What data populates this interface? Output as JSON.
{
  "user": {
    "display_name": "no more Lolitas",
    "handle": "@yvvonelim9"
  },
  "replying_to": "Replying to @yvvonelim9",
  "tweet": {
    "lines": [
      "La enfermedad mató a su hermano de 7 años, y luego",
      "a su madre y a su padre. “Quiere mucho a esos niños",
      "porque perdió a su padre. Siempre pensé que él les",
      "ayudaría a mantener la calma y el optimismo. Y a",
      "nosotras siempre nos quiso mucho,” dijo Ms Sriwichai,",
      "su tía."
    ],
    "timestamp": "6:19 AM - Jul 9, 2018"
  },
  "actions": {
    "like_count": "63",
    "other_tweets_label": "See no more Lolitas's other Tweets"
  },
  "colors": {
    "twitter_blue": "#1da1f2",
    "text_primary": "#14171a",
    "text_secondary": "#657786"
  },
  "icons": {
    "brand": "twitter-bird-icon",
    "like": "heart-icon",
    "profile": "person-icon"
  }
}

GIVEN INSTRUCTION: Repeat the records above in full, character for character.

RESULT OF THIS TASK:
What data populates this interface? Output as JSON.
{
  "user": {
    "display_name": "no more Lolitas",
    "handle": "@yvvonelim9"
  },
  "replying_to": "Replying to @yvvonelim9",
  "tweet": {
    "lines": [
      "La enfermedad mató a su hermano de 7 años, y luego",
      "a su madre y a su padre. “Quiere mucho a esos niños",
      "porque perdió a su padre. Siempre pensé que él les",
      "ayudaría a mantener la calma y el optimismo. Y a",
      "nosotras siempre nos quiso mucho,” dijo Ms Sriwichai,",
      "su tía."
    ],
    "timestamp": "6:19 AM - Jul 9, 2018"
  },
  "actions": {
    "like_count": "63",
    "other_tweets_label": "See no more Lolitas's other Tweets"
  },
  "colors": {
    "twitter_blue": "#1da1f2",
    "text_primary": "#14171a",
    "text_secondary": "#657786"
  },
  "icons": {
    "brand": "twitter-bird-icon",
    "like": "heart-icon",
    "profile": "person-icon"
  }
}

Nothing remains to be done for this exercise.